> _DIRECTIVE_
Your task is to restate the data word for word.

(Data excerpts)
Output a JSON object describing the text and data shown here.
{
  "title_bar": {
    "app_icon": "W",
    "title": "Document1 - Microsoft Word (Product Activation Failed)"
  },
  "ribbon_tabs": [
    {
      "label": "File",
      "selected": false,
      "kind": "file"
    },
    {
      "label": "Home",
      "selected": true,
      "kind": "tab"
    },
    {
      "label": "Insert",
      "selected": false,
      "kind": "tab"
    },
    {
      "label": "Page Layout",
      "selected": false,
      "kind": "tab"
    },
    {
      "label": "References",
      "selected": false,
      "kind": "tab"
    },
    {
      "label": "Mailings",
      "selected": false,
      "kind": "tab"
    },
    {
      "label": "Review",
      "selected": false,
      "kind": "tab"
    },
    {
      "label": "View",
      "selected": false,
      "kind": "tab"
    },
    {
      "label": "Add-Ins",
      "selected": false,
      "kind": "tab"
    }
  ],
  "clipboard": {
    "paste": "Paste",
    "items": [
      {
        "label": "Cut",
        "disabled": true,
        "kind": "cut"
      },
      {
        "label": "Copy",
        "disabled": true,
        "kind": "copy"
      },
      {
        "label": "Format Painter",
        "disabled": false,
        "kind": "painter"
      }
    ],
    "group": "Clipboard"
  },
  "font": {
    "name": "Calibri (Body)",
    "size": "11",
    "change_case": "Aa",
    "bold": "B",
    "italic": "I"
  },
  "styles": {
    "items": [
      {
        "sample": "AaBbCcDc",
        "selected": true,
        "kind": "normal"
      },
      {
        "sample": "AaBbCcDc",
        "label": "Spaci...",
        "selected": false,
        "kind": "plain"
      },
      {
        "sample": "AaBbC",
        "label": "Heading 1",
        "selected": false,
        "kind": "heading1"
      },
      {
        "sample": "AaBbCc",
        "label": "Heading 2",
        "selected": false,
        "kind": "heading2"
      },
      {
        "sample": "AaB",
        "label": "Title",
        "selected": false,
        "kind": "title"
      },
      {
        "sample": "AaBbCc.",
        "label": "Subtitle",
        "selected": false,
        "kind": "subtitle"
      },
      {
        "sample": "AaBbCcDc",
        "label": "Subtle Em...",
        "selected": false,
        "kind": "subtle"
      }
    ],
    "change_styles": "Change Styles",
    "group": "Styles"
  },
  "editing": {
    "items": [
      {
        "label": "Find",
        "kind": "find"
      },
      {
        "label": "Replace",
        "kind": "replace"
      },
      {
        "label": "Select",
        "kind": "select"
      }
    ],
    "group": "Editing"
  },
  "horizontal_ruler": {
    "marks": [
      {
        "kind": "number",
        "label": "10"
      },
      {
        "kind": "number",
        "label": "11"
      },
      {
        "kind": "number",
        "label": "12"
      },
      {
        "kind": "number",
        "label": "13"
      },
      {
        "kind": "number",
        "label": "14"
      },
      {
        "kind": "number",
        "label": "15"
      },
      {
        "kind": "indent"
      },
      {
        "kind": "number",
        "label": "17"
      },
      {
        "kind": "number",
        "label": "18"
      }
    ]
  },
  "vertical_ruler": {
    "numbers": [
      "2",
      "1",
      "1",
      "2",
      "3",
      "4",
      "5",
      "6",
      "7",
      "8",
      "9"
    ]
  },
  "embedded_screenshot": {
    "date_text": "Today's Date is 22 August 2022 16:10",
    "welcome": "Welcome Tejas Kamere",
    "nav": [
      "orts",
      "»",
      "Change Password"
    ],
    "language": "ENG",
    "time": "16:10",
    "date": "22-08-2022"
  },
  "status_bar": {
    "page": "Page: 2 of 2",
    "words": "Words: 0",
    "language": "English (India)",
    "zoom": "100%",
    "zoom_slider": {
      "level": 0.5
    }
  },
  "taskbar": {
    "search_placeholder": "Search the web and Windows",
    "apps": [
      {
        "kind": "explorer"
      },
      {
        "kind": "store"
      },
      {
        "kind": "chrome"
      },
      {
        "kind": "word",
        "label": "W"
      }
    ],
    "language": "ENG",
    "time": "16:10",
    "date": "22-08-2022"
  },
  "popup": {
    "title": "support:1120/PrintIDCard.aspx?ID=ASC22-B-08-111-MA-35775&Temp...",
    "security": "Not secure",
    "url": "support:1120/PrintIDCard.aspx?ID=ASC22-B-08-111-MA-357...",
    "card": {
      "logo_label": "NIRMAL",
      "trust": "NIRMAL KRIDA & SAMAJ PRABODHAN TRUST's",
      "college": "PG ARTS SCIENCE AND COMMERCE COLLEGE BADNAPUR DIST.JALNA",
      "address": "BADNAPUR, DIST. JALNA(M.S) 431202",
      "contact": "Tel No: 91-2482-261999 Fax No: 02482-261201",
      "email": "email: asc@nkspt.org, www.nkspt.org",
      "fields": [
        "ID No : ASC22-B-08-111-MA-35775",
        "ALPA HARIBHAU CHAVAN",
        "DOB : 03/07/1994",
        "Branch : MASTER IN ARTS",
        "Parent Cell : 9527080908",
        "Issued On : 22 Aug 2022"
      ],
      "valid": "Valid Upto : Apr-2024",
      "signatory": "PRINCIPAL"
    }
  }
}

> _THE COMPLETED TASK_
Output a JSON object describing the text and data shown here.
{
  "title_bar": {
    "app_icon": "W",
    "title": "Document1 - Microsoft Word (Product Activation Failed)"
  },
  "ribbon_tabs": [
    {
      "label": "File",
      "selected": false,
      "kind": "file"
    },
    {
      "label": "Home",
      "selected": true,
      "kind": "tab"
    },
    {
      "label": "Insert",
      "selected": false,
      "kind": "tab"
    },
    {
      "label": "Page Layout",
      "selected": false,
      "kind": "tab"
    },
    {
      "label": "References",
      "selected": false,
      "kind": "tab"
    },
    {
      "label": "Mailings",
      "selected": false,
      "kind": "tab"
    },
    {
      "label": "Review",
      "selected": false,
      "kind": "tab"
    },
    {
      "label": "View",
      "selected": false,
      "kind": "tab"
    },
    {
      "label": "Add-Ins",
      "selected": false,
      "kind": "tab"
    }
  ],
  "clipboard": {
    "paste": "Paste",
    "items": [
      {
        "label": "Cut",
        "disabled": true,
        "kind": "cut"
      },
      {
        "label": "Copy",
        "disabled": true,
        "kind": "copy"
      },
      {
        "label": "Format Painter",
        "disabled": false,
        "kind": "painter"
      }
    ],
    "group": "Clipboard"
  },
  "font": {
    "name": "Calibri (Body)",
    "size": "11",
    "change_case": "Aa",
    "bold": "B",
    "italic": "I"
  },
  "styles": {
    "items": [
      {
        "sample": "AaBbCcDc",
        "selected": true,
        "kind": "normal"
      },
      {
        "sample": "AaBbCcDc",
        "label": "Spaci...",
        "selected": false,
        "kind": "plain"
      },
      {
        "sample": "AaBbC",
        "label": "Heading 1",
        "selected": false,
        "kind": "heading1"
      },
      {
        "sample": "AaBbCc",
        "label": "Heading 2",
        "selected": false,
        "kind": "heading2"
      },
      {
        "sample": "AaB",
        "label": "Title",
        "selected": false,
        "kind": "title"
      },
      {
        "sample": "AaBbCc.",
        "label": "Subtitle",
        "selected": false,
        "kind": "subtitle"
      },
      {
        "sample": "AaBbCcDc",
        "label": "Subtle Em...",
        "selected": false,
        "kind": "subtle"
      }
    ],
    "change_styles": "Change Styles",
    "group": "Styles"
  },
  "editing": {
    "items": [
      {
        "label": "Find",
        "kind": "find"
      },
      {
        "label": "Replace",
        "kind": "replace"
      },
      {
        "label": "Select",
        "kind": "select"
      }
    ],
    "group": "Editing"
  },
  "horizontal_ruler": {
    "marks": [
      {
        "kind": "number",
        "label": "10"
      },
      {
        "kind": "number",
        "label": "11"
      },
      {
        "kind": "number",
        "label": "12"
      },
      {
        "kind": "number",
        "label": "13"
      },
      {
        "kind": "number",
        "label": "14"
      },
      {
        "kind": "number",
        "label": "15"
      },
      {
        "kind": "indent"
      },
      {
        "kind": "number",
        "label": "17"
      },
      {
        "kind": "number",
        "label": "18"
      }
    ]
  },
  "vertical_ruler": {
    "numbers": [
      "2",
      "1",
      "1",
      "2",
      "3",
      "4",
      "5",
      "6",
      "7",
      "8",
      "9"
    ]
  },
  "embedded_screenshot": {
    "date_text": "Today's Date is 22 August 2022 16:10",
    "welcome": "Welcome Tejas Kamere",
    "nav": [
      "orts",
      "»",
      "Change Password"
    ],
    "language": "ENG",
    "time": "16:10",
    "date": "22-08-2022"
  },
  "status_bar": {
    "page": "Page: 2 of 2",
    "words": "Words: 0",
    "language": "English (India)",
    "zoom": "100%",
    "zoom_slider": {
      "level": 0.5
    }
  },
  "taskbar": {
    "search_placeholder": "Search the web and Windows",
    "apps": [
      {
        "kind": "explorer"
      },
      {
        "kind": "store"
      },
      {
        "kind": "chrome"
      },
      {
        "kind": "word",
        "label": "W"
      }
    ],
    "language": "ENG",
    "time": "16:10",
    "date": "22-08-2022"
  },
  "popup": {
    "title": "support:1120/PrintIDCard.aspx?ID=ASC22-B-08-111-MA-35775&Temp...",
    "security": "Not secure",
    "url": "support:1120/PrintIDCard.aspx?ID=ASC22-B-08-111-MA-357...",
    "card": {
      "logo_label": "NIRMAL",
      "trust": "NIRMAL KRIDA & SAMAJ PRABODHAN TRUST's",
      "college": "PG ARTS SCIENCE AND COMMERCE COLLEGE BADNAPUR DIST.JALNA",
      "address": "BADNAPUR, DIST. JALNA(M.S) 431202",
      "contact": "Tel No: 91-2482-261999 Fax No: 02482-261201",
      "email": "email: asc@nkspt.org, www.nkspt.org",
      "fields": [
        "ID No : ASC22-B-08-111-MA-35775",
        "ALPA HARIBHAU CHAVAN",
        "DOB : 03/07/1994",
        "Branch : MASTER IN ARTS",
        "Parent Cell : 9527080908",
        "Issued On : 22 Aug 2022"
      ],
      "valid": "Valid Upto : Apr-2024",
      "signatory": "PRINCIPAL"
    }
  }
}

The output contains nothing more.